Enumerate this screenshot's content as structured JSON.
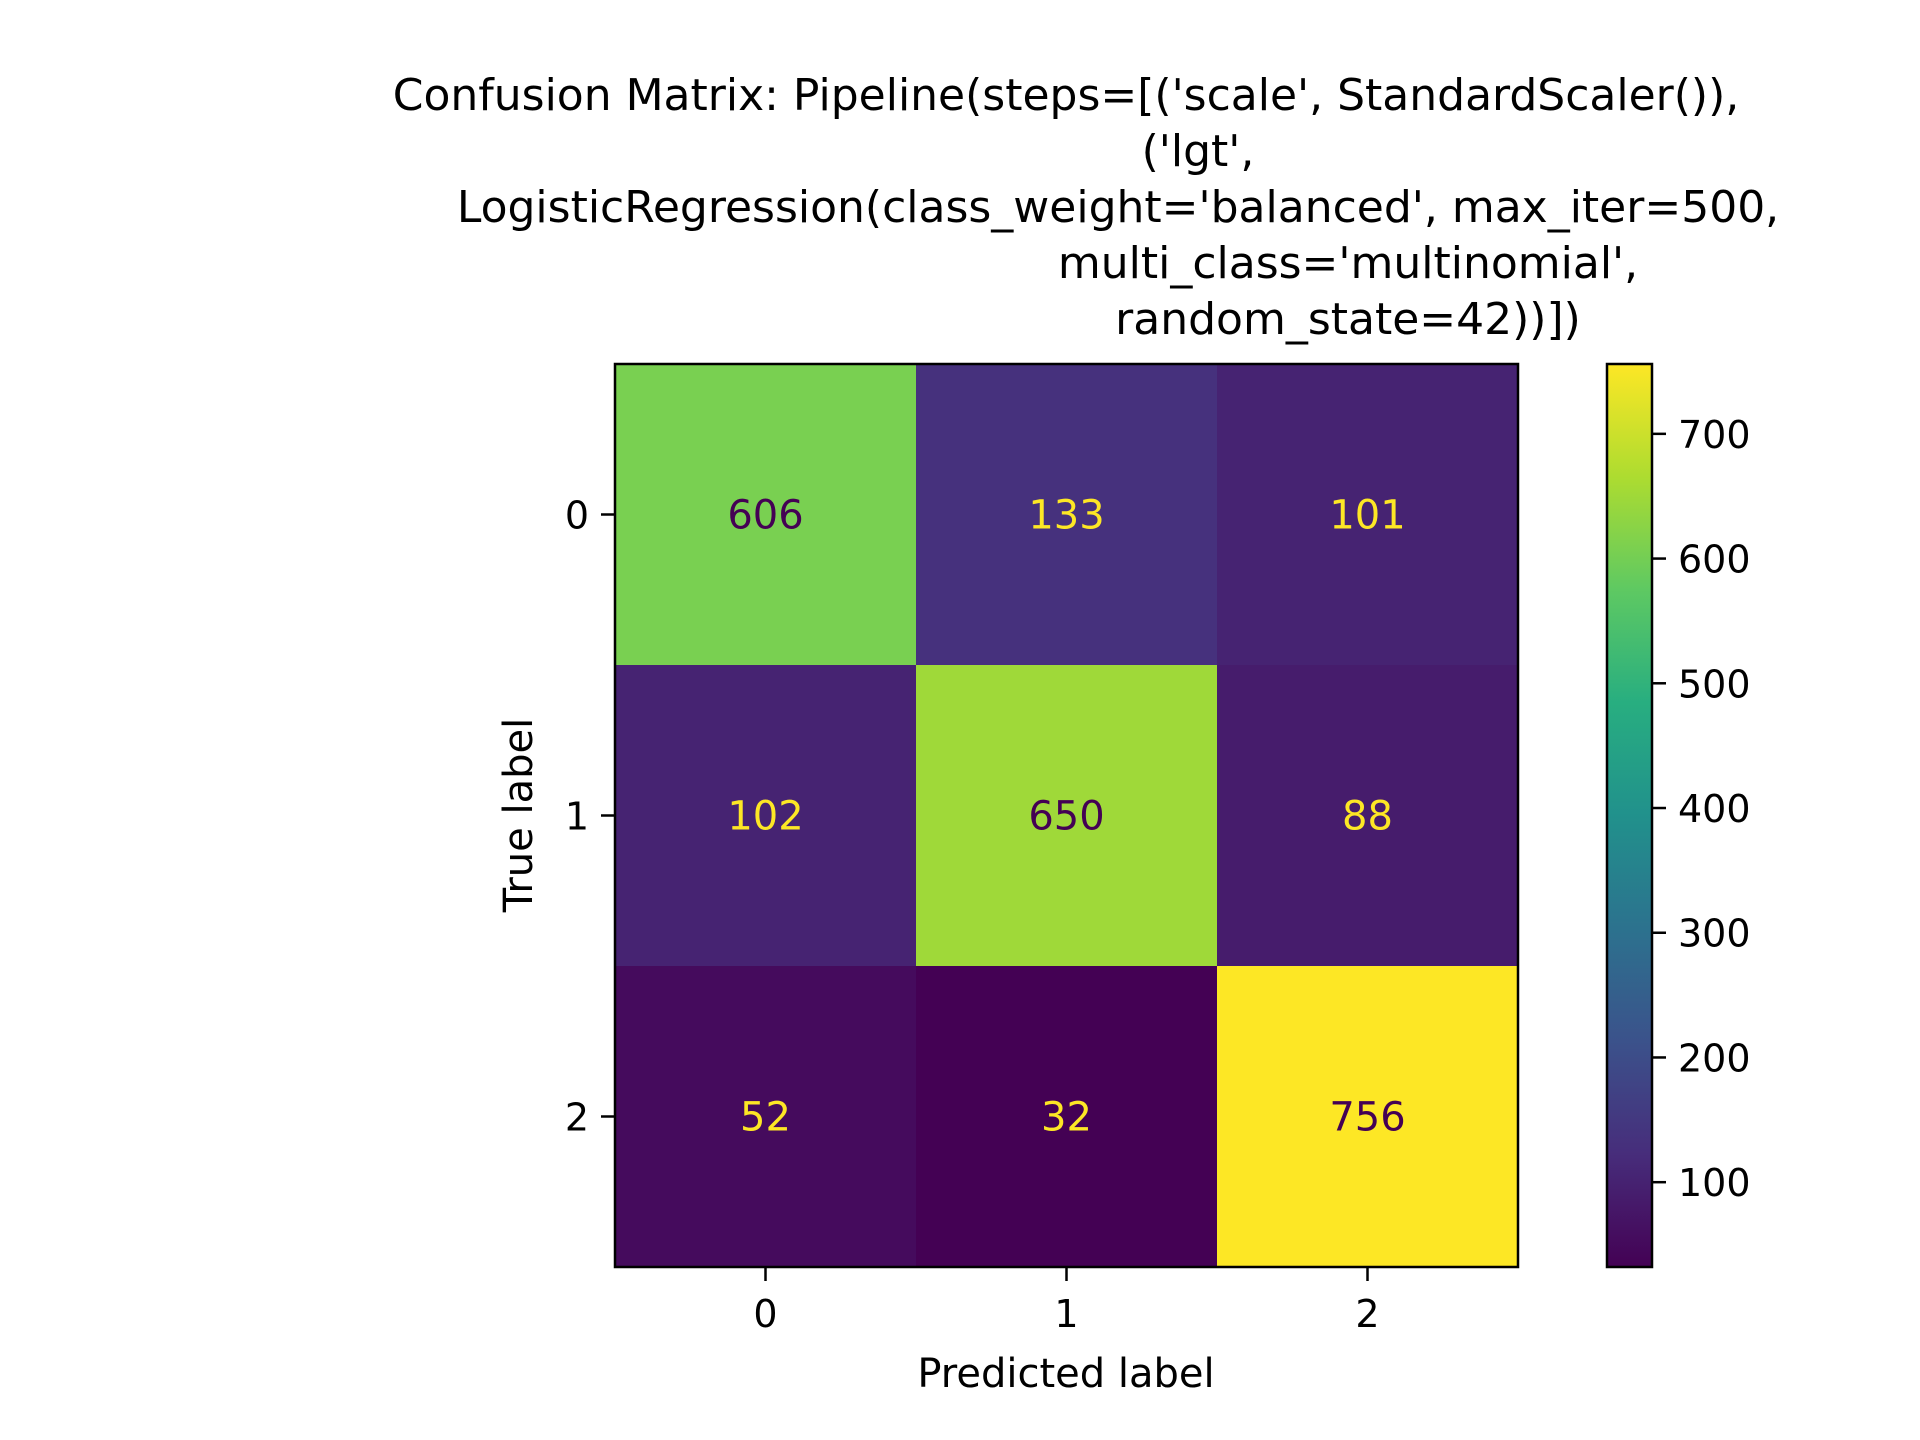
{
  "chart_data": {
    "type": "heatmap",
    "title_lines": [
      "Confusion Matrix: Pipeline(steps=[('scale', StandardScaler()),",
      "('lgt',",
      "LogisticRegression(class_weight='balanced', max_iter=500,",
      "multi_class='multinomial',",
      "random_state=42))])"
    ],
    "xlabel": "Predicted label",
    "ylabel": "True label",
    "x_categories": [
      "0",
      "1",
      "2"
    ],
    "y_categories": [
      "0",
      "1",
      "2"
    ],
    "values": [
      [
        606,
        133,
        101
      ],
      [
        102,
        650,
        88
      ],
      [
        52,
        32,
        756
      ]
    ],
    "colormap": "viridis",
    "colorbar": {
      "min": 32,
      "max": 756,
      "ticks": [
        100,
        200,
        300,
        400,
        500,
        600,
        700
      ],
      "tick_labels": [
        "100",
        "200",
        "300",
        "400",
        "500",
        "600",
        "700"
      ]
    },
    "grid": false,
    "legend": "colorbar-right"
  }
}
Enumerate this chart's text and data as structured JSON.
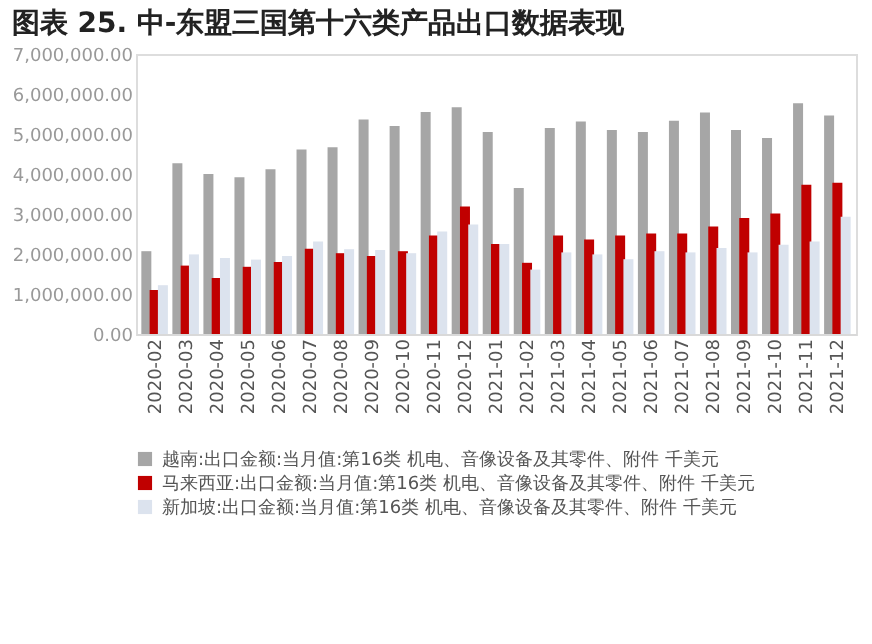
{
  "chart_data": {
    "type": "bar",
    "title": "图表 25. 中-东盟三国第十六类产品出口数据表现",
    "categories": [
      "2020-02",
      "2020-03",
      "2020-04",
      "2020-05",
      "2020-06",
      "2020-07",
      "2020-08",
      "2020-09",
      "2020-10",
      "2020-11",
      "2020-12",
      "2021-01",
      "2021-02",
      "2021-03",
      "2021-04",
      "2021-05",
      "2021-06",
      "2021-07",
      "2021-08",
      "2021-09",
      "2021-10",
      "2021-11",
      "2021-12"
    ],
    "series": [
      {
        "name": "越南:出口金额:当月值:第16类 机电、音像设备及其零件、附件 千美元",
        "color": "#a6a6a6",
        "values": [
          2070000,
          4270000,
          4000000,
          3920000,
          4120000,
          4610000,
          4670000,
          5360000,
          5200000,
          5550000,
          5670000,
          5050000,
          3650000,
          5150000,
          5310000,
          5100000,
          5050000,
          5330000,
          5540000,
          5100000,
          4900000,
          5770000,
          5460000
        ]
      },
      {
        "name": "马来西亚:出口金额:当月值:第16类 机电、音像设备及其零件、附件 千美元",
        "color": "#c00000",
        "values": [
          1100000,
          1710000,
          1400000,
          1680000,
          1800000,
          2130000,
          2020000,
          1950000,
          2070000,
          2460000,
          3190000,
          2250000,
          1780000,
          2460000,
          2360000,
          2460000,
          2510000,
          2510000,
          2690000,
          2900000,
          3010000,
          3730000,
          3780000
        ]
      },
      {
        "name": "新加坡:出口金额:当月值:第16类 机电、音像设备及其零件、附件 千美元",
        "color": "#dce3ee",
        "values": [
          1220000,
          1990000,
          1900000,
          1860000,
          1950000,
          2310000,
          2120000,
          2100000,
          2020000,
          2560000,
          2740000,
          2250000,
          1610000,
          2040000,
          1990000,
          1870000,
          2070000,
          2040000,
          2150000,
          2040000,
          2230000,
          2310000,
          2930000
        ]
      }
    ],
    "ylim": [
      0,
      7000000
    ],
    "yticks": [
      {
        "value": 0,
        "label": "0.00"
      },
      {
        "value": 1000000,
        "label": "1,000,000.00"
      },
      {
        "value": 2000000,
        "label": "2,000,000.00"
      },
      {
        "value": 3000000,
        "label": "3,000,000.00"
      },
      {
        "value": 4000000,
        "label": "4,000,000.00"
      },
      {
        "value": 5000000,
        "label": "5,000,000.00"
      },
      {
        "value": 6000000,
        "label": "6,000,000.00"
      },
      {
        "value": 7000000,
        "label": "7,000,000.00"
      }
    ],
    "grid": false,
    "legend": "bottom"
  }
}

+ + + + +

▶ [REQUIREMENTS]: Go through the listing above and pull out each line containing the word "出口金额".

▶ [TASK SOLUTION]:
        "name": "越南:出口金额:当月值:第16类 机电、音像设备及其零件、附件 千美元",
        "name": "马来西亚:出口金额:当月值:第16类 机电、音像设备及其零件、附件 千美元",
        "name": "新加坡:出口金额:当月值:第16类 机电、音像设备及其零件、附件 千美元",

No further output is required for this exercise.